● Material for this task
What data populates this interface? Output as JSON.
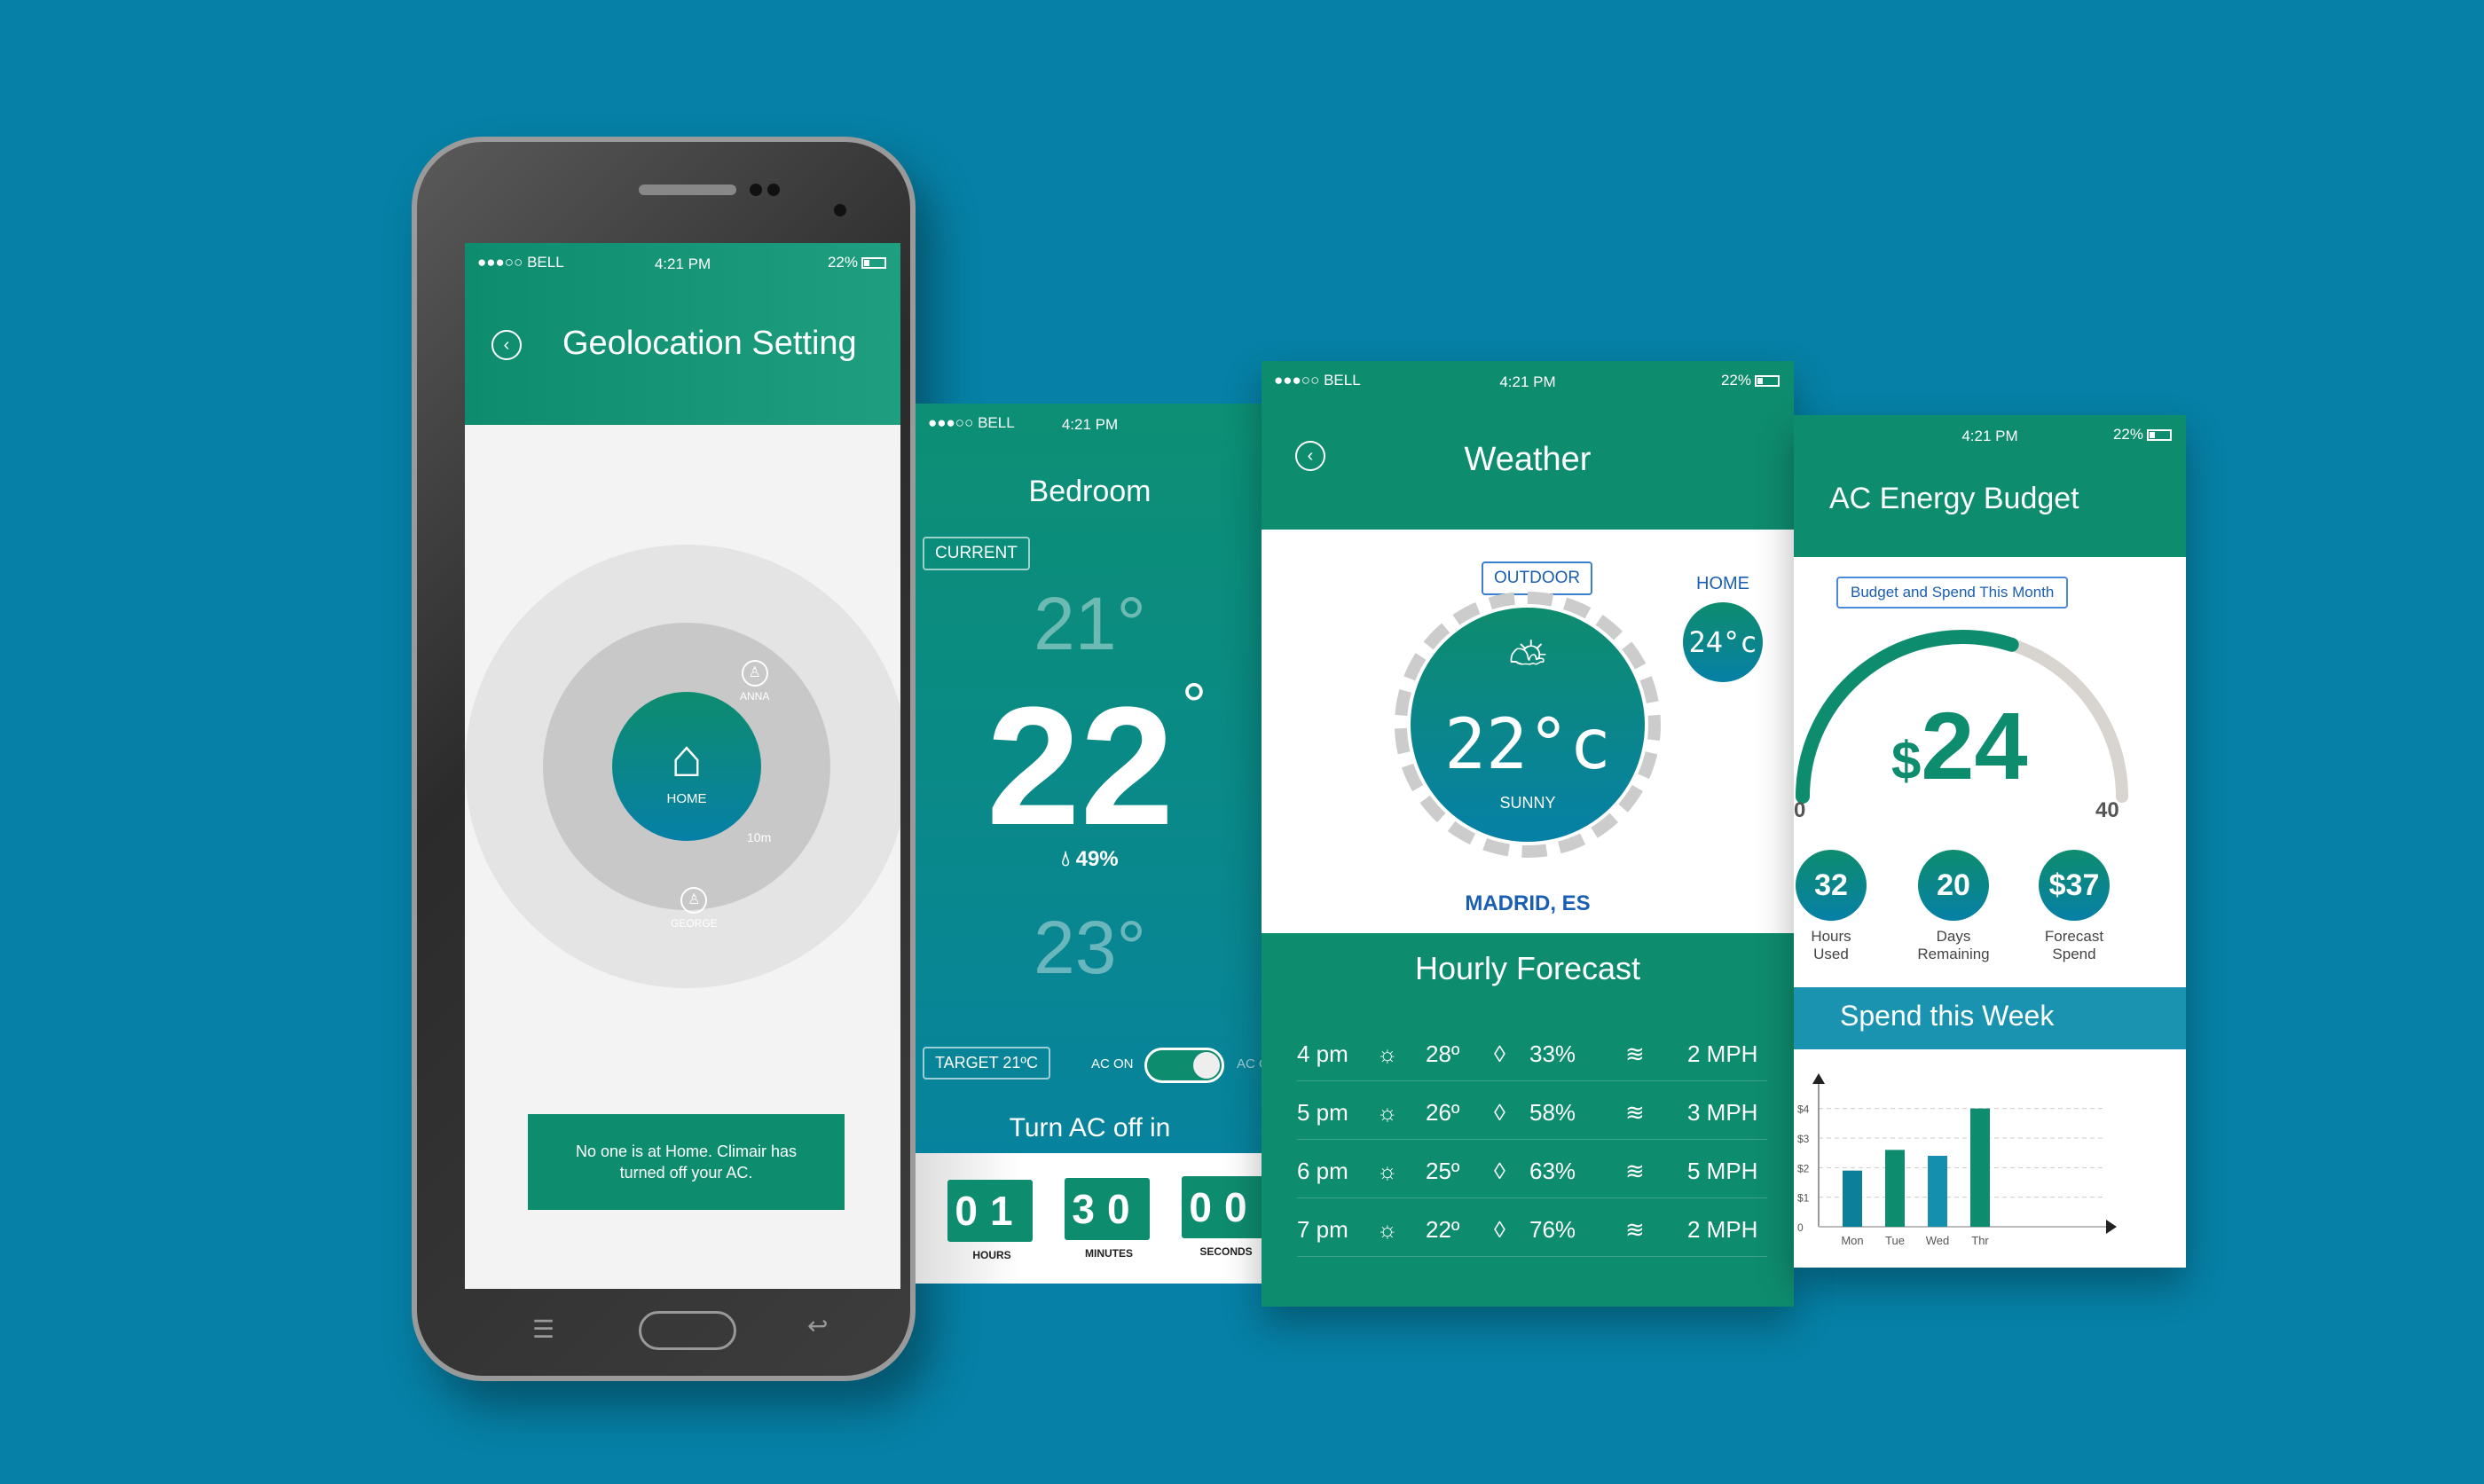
{
  "status_bar": {
    "carrier": "●●●○○ BELL",
    "time": "4:21 PM",
    "battery": "22%"
  },
  "geolocation": {
    "title": "Geolocation Setting",
    "home_label": "HOME",
    "radius_label": "10m",
    "people": [
      {
        "name": "ANNA"
      },
      {
        "name": "GEORGE"
      }
    ],
    "message": "No one is at Home. Climair has turned off your AC."
  },
  "bedroom": {
    "title": "Bedroom",
    "current_label": "CURRENT",
    "temp_above": "21°",
    "temp_current": "22",
    "temp_degree": "°",
    "humidity": "49%",
    "temp_below": "23°",
    "target_label": "TARGET 21ºC",
    "ac_on_label": "AC ON",
    "ac_off_label": "AC OFF",
    "ac_on": true,
    "timer_title": "Turn AC off in",
    "timer": {
      "hours": "01",
      "minutes": "30",
      "seconds": "00"
    },
    "timer_labels": {
      "hours": "HOURS",
      "minutes": "MINUTES",
      "seconds": "SECONDS"
    }
  },
  "weather": {
    "title": "Weather",
    "outdoor_label": "OUTDOOR",
    "home_label": "HOME",
    "home_temp": "24°c",
    "outdoor_temp": "22°c",
    "condition": "SUNNY",
    "location": "MADRID, ES",
    "forecast_title": "Hourly Forecast",
    "forecast": [
      {
        "time": "4 pm",
        "temp": "28º",
        "humidity": "33%",
        "wind": "2 MPH"
      },
      {
        "time": "5 pm",
        "temp": "26º",
        "humidity": "58%",
        "wind": "3 MPH"
      },
      {
        "time": "6 pm",
        "temp": "25º",
        "humidity": "63%",
        "wind": "5 MPH"
      },
      {
        "time": "7 pm",
        "temp": "22º",
        "humidity": "76%",
        "wind": "2 MPH"
      }
    ]
  },
  "energy": {
    "title": "AC Energy Budget",
    "pill": "Budget and Spend This Month",
    "spent_symbol": "$",
    "spent": "24",
    "gauge_min": "0",
    "gauge_max": "40",
    "gauge_fraction": 0.6,
    "stats": [
      {
        "value": "32",
        "label1": "Hours",
        "label2": "Used"
      },
      {
        "value": "20",
        "label1": "Days",
        "label2": "Remaining"
      },
      {
        "value": "$37",
        "label1": "Forecast",
        "label2": "Spend"
      }
    ],
    "week_title": "Spend this Week"
  },
  "chart_data": {
    "type": "bar",
    "title": "Spend this Week",
    "categories": [
      "Mon",
      "Tue",
      "Wed",
      "Thr"
    ],
    "values": [
      1.9,
      2.6,
      2.4,
      4.0
    ],
    "yticks": [
      "0",
      "$1",
      "$2",
      "$3",
      "$4"
    ],
    "ylim": [
      0,
      4.5
    ],
    "colors": [
      "#0c7f9a",
      "#0e8c6e",
      "#1490ae",
      "#0e8c6e"
    ]
  }
}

● Task requirements
Take every line from the data that contains the word "Week".

● The result
    "week_title": "Spend this Week"
    "title": "Spend this Week",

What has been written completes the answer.